Lines that contain the string "позицию" are to be copied; leave out all others.
==*==
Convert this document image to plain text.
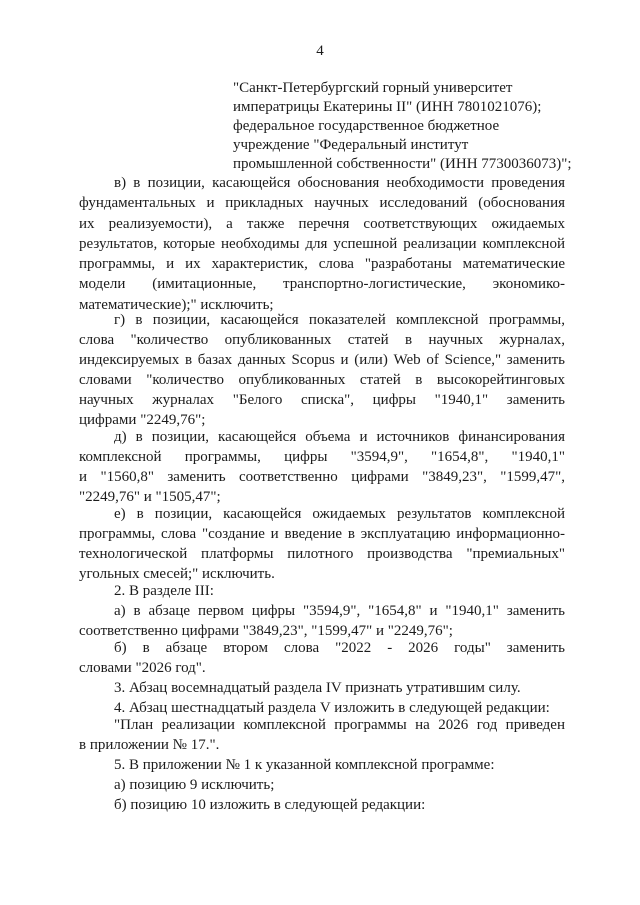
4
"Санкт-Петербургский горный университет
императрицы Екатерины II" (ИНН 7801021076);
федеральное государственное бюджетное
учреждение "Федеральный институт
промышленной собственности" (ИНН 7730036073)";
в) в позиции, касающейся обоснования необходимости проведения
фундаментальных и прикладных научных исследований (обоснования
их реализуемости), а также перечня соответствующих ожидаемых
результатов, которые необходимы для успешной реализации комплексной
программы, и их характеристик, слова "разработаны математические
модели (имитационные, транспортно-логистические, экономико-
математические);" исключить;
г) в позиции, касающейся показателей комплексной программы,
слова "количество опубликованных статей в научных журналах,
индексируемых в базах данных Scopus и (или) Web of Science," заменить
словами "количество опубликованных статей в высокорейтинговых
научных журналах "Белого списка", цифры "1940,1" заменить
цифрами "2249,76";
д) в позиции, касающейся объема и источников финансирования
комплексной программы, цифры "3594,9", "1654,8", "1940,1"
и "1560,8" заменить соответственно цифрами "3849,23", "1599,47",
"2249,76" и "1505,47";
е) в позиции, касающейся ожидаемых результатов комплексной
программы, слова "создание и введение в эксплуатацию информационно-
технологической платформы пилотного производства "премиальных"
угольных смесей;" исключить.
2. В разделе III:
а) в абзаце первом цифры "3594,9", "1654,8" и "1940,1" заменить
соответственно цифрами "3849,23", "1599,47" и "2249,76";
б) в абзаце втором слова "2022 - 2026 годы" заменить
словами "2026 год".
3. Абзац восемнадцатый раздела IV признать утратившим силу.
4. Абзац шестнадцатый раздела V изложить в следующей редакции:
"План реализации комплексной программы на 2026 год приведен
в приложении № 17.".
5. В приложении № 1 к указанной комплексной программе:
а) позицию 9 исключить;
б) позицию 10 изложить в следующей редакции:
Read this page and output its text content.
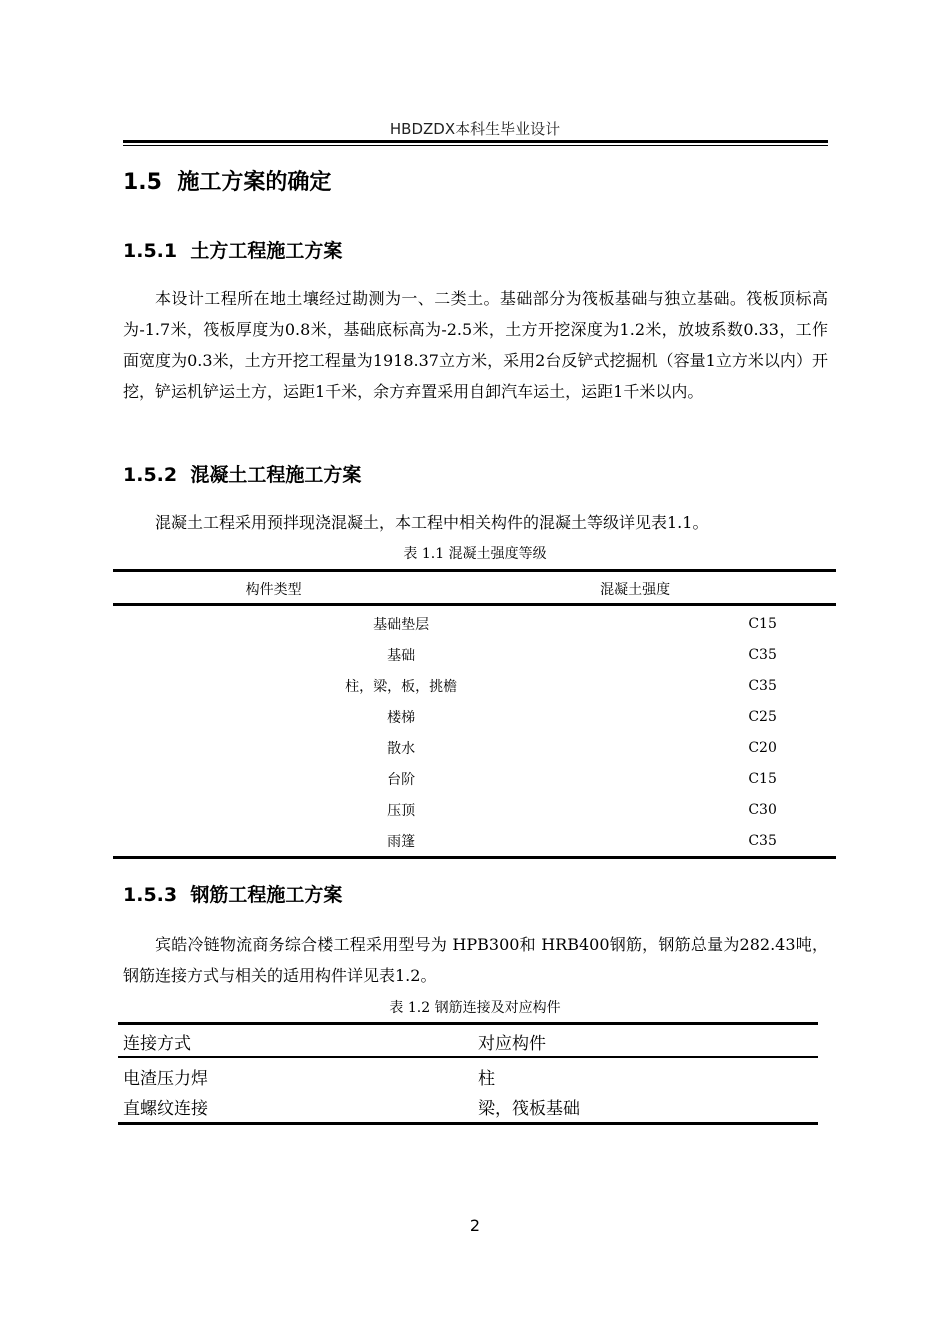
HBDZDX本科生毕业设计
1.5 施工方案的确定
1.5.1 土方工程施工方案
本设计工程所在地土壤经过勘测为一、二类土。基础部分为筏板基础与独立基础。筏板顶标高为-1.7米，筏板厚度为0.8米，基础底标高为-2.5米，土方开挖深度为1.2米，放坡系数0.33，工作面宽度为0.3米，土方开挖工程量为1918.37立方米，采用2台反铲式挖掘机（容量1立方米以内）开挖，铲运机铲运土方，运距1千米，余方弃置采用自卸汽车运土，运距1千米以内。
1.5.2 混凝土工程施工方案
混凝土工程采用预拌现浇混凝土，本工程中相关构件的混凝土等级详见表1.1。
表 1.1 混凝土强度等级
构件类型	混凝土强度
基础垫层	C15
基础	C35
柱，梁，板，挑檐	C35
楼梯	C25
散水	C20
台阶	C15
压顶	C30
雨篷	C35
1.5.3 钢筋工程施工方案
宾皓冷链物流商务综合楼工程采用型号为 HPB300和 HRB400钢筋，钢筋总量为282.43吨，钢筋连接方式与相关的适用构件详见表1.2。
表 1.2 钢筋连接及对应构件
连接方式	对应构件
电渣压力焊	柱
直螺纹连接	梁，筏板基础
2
==*==
Written response ▸
а) позицию 9 исключить;
б) позицию 10 изложить в следующей редакции:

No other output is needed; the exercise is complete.